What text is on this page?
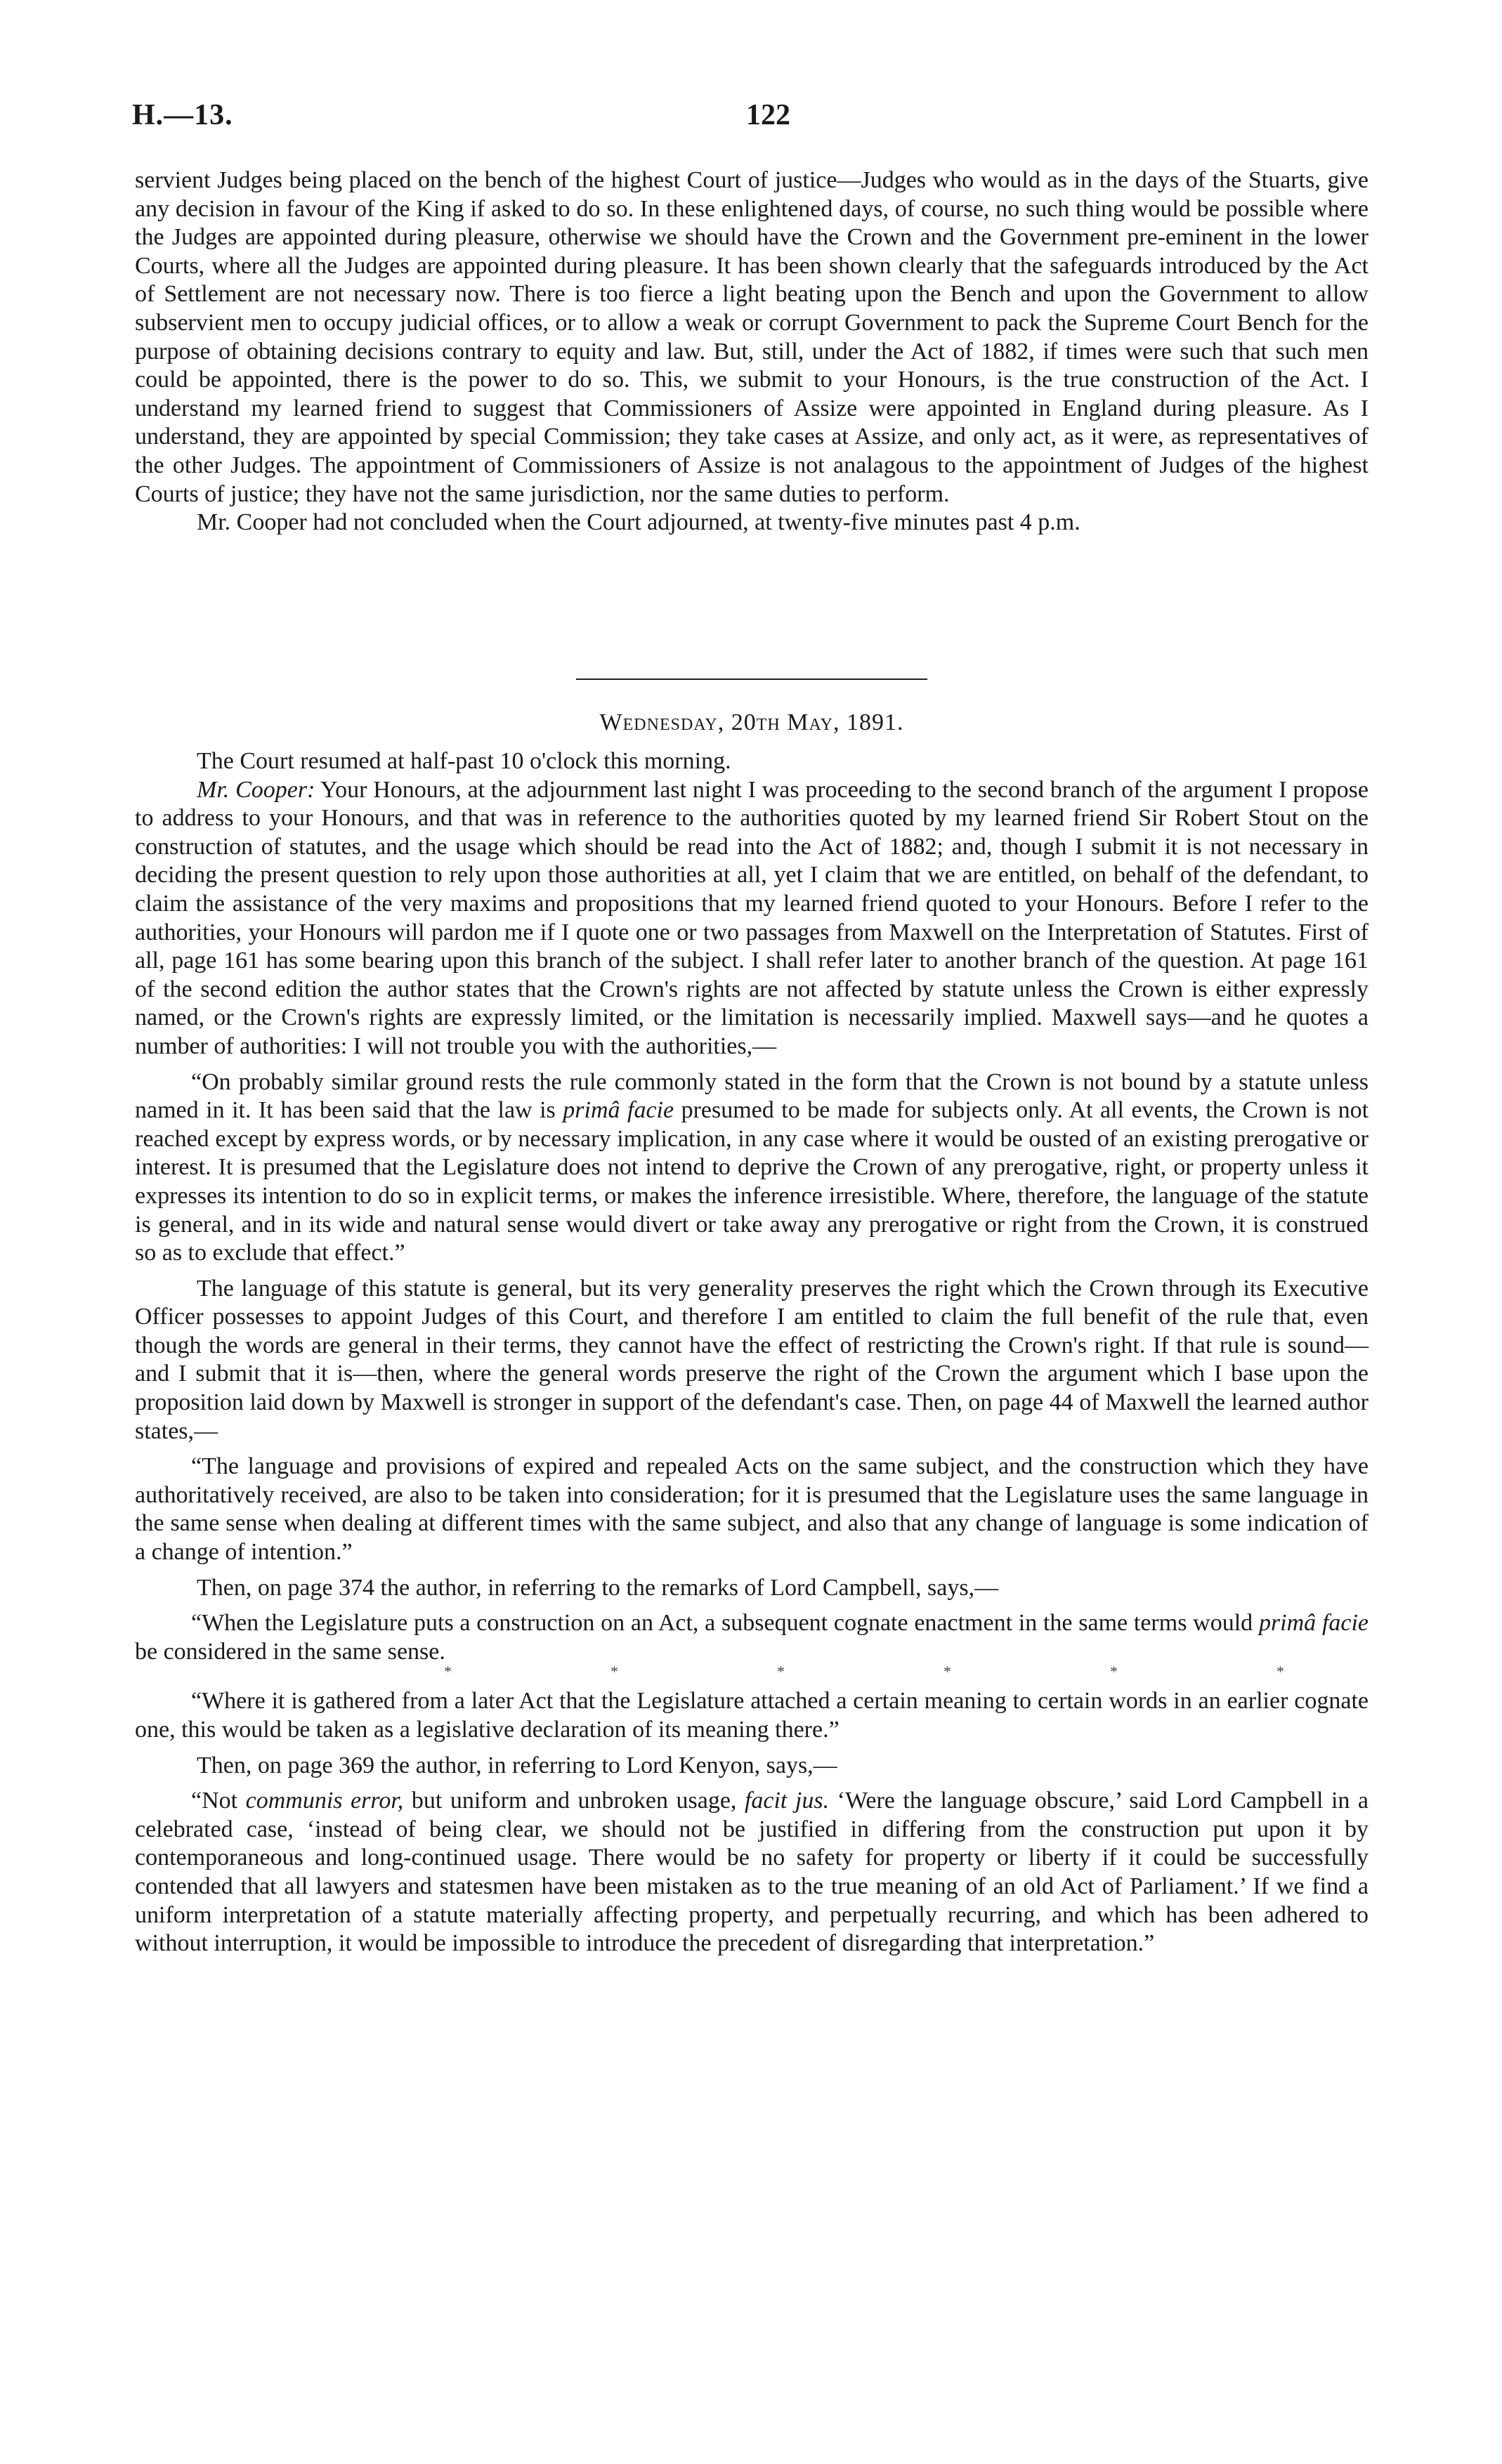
H.—13.	122

servient Judges being placed on the bench of the highest Court of justice—Judges who would as in the days of the Stuarts, give any decision in favour of the King if asked to do so. In these enlightened days, of course, no such thing would be possible where the Judges are appointed during pleasure, otherwise we should have the Crown and the Government pre-eminent in the lower Courts, where all the Judges are appointed during pleasure. It has been shown clearly that the safeguards introduced by the Act of Settlement are not necessary now. There is too fierce a light beating upon the Bench and upon the Government to allow subservient men to occupy judicial offices, or to allow a weak or corrupt Government to pack the Supreme Court Bench for the purpose of obtaining decisions contrary to equity and law. But, still, under the Act of 1882, if times were such that such men could be appointed, there is the power to do so. This, we submit to your Honours, is the true construction of the Act. I understand my learned friend to suggest that Commissioners of Assize were appointed in England during pleasure. As I understand, they are appointed by special Commission; they take cases at Assize, and only act, as it were, as representatives of the other Judges. The appointment of Commissioners of Assize is not analagous to the appointment of Judges of the highest Courts of justice; they have not the same jurisdiction, nor the same duties to perform.

Mr. Cooper had not concluded when the Court adjourned, at twenty-five minutes past 4 p.m.

Wednesday, 20th May, 1891.

The Court resumed at half-past 10 o'clock this morning.

Mr. Cooper: Your Honours, at the adjournment last night I was proceeding to the second branch of the argument I propose to address to your Honours, and that was in reference to the authorities quoted by my learned friend Sir Robert Stout on the construction of statutes, and the usage which should be read into the Act of 1882; and, though I submit it is not necessary in deciding the present question to rely upon those authorities at all, yet I claim that we are entitled, on behalf of the defendant, to claim the assistance of the very maxims and propositions that my learned friend quoted to your Honours. Before I refer to the authorities, your Honours will pardon me if I quote one or two passages from Maxwell on the Interpretation of Statutes. First of all, page 161 has some bearing upon this branch of the subject. I shall refer later to another branch of the question. At page 161 of the second edition the author states that the Crown's rights are not affected by statute unless the Crown is either expressly named, or the Crown's rights are expressly limited, or the limitation is necessarily implied. Maxwell says—and he quotes a number of authorities: I will not trouble you with the authorities,—

“On probably similar ground rests the rule commonly stated in the form that the Crown is not bound by a statute unless named in it. It has been said that the law is primâ facie presumed to be made for subjects only. At all events, the Crown is not reached except by express words, or by necessary implication, in any case where it would be ousted of an existing prerogative or interest. It is presumed that the Legislature does not intend to deprive the Crown of any prerogative, right, or property unless it expresses its intention to do so in explicit terms, or makes the inference irresistible. Where, therefore, the language of the statute is general, and in its wide and natural sense would divert or take away any prerogative or right from the Crown, it is construed so as to exclude that effect.”

The language of this statute is general, but its very generality preserves the right which the Crown through its Executive Officer possesses to appoint Judges of this Court, and therefore I am entitled to claim the full benefit of the rule that, even though the words are general in their terms, they cannot have the effect of restricting the Crown's right. If that rule is sound—and I submit that it is—then, where the general words preserve the right of the Crown the argument which I base upon the proposition laid down by Maxwell is stronger in support of the defendant's case. Then, on page 44 of Maxwell the learned author states,—

“The language and provisions of expired and repealed Acts on the same subject, and the construction which they have authoritatively received, are also to be taken into consideration; for it is presumed that the Legislature uses the same language in the same sense when dealing at different times with the same subject, and also that any change of language is some indication of a change of intention.”

Then, on page 374 the author, in referring to the remarks of Lord Campbell, says,—

“When the Legislature puts a construction on an Act, a subsequent cognate enactment in the same terms would primâ facie be considered in the same sense.

*	*	*	*	*	*

“Where it is gathered from a later Act that the Legislature attached a certain meaning to certain words in an earlier cognate one, this would be taken as a legislative declaration of its meaning there.”

Then, on page 369 the author, in referring to Lord Kenyon, says,—

“Not communis error, but uniform and unbroken usage, facit jus. ‘Were the language obscure,’ said Lord Campbell in a celebrated case, ‘instead of being clear, we should not be justified in differing from the construction put upon it by contemporaneous and long-continued usage. There would be no safety for property or liberty if it could be successfully contended that all lawyers and statesmen have been mistaken as to the true meaning of an old Act of Parliament.’ If we find a uniform interpretation of a statute materially affecting property, and perpetually recurring, and which has been adhered to without interruption, it would be impossible to introduce the precedent of disregarding that interpretation.”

____

▶ **WRITTEN TASK**:
Count every line of the material above that holds the string "primâ", then state only the total.

▶ **ANSWER**:
2